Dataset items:
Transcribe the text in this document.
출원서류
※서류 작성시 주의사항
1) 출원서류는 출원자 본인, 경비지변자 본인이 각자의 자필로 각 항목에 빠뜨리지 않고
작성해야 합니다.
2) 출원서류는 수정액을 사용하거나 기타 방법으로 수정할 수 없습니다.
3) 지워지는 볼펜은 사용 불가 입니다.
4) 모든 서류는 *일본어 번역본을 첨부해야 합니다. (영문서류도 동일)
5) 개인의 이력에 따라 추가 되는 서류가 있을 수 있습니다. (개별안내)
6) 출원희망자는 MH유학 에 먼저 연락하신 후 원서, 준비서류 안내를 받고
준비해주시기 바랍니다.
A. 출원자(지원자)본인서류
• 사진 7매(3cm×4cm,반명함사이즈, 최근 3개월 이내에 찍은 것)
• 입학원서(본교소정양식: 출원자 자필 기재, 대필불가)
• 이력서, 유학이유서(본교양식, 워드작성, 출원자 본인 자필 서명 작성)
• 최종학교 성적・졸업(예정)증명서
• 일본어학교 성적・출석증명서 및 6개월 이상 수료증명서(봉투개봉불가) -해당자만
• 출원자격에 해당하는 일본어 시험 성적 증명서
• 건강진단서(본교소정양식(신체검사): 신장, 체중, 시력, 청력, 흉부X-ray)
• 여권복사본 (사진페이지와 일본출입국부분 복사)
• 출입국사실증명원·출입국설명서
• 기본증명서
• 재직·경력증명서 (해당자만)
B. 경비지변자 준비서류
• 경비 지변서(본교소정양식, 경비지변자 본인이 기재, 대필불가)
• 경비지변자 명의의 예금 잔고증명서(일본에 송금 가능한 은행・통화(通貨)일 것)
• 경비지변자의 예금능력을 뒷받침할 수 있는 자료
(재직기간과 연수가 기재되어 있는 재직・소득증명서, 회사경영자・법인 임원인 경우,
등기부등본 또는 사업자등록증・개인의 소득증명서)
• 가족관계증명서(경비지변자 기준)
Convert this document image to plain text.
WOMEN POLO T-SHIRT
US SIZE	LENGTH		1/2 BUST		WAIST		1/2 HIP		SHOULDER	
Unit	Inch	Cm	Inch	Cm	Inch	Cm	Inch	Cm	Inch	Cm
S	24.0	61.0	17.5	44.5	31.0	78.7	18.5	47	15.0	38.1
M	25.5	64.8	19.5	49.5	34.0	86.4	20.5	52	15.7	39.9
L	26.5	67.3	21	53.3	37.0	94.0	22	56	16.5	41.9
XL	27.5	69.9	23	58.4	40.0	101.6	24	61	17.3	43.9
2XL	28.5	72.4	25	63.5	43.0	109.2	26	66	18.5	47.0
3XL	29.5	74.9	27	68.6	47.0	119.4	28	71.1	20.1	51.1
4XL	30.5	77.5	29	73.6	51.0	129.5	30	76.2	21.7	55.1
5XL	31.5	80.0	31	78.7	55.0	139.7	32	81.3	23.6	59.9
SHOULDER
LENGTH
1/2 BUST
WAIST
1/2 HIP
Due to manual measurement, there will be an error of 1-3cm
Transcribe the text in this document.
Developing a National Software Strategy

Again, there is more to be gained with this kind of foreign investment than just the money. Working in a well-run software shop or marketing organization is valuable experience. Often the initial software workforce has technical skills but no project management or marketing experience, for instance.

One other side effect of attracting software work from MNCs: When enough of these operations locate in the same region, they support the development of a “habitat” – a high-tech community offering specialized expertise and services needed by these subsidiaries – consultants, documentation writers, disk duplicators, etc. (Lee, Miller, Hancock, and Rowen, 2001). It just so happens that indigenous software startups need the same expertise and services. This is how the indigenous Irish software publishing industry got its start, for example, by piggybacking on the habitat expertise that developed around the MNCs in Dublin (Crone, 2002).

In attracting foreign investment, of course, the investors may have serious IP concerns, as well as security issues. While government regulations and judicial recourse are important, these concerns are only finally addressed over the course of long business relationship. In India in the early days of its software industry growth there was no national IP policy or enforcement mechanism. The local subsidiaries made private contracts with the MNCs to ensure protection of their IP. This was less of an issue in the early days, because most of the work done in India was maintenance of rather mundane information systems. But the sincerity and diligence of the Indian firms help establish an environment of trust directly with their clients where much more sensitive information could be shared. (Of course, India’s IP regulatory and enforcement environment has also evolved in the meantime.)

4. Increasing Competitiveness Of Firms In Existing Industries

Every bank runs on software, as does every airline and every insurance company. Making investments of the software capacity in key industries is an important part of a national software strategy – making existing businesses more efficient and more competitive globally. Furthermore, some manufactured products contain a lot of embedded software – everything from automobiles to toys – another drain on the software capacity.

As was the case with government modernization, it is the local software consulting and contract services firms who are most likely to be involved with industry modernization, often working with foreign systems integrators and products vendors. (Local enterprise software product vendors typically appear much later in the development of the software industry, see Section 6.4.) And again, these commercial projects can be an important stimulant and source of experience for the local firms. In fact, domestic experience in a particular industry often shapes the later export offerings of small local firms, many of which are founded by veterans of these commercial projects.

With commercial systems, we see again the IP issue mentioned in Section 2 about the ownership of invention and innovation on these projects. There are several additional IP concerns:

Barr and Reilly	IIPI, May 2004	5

# TASK GOAL:
In the material above, find each line that contains the word "소득증명서", and select it.

# THE REPLY:
(재직기간과 연수가 기재되어 있는 재직・소득증명서, 회사경영자・법인 임원인 경우,
등기부등본 또는 사업자등록증・개인의 소득증명서)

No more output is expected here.